START Entries shown

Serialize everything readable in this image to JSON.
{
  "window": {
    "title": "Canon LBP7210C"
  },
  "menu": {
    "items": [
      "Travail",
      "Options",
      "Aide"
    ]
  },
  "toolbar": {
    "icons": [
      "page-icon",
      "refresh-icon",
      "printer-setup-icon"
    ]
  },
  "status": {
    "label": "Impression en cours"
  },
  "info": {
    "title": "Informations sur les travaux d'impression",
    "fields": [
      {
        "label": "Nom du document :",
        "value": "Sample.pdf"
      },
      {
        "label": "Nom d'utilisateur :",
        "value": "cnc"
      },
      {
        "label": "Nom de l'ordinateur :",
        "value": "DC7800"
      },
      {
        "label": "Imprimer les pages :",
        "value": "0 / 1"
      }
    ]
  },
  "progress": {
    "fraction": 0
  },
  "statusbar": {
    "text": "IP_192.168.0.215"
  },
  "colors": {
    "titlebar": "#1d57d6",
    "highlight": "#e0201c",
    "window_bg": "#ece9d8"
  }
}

END Entries shown

**Stated goal**
The required output is the number of lines containing the word "label", and nothing besides.

**Final result**
5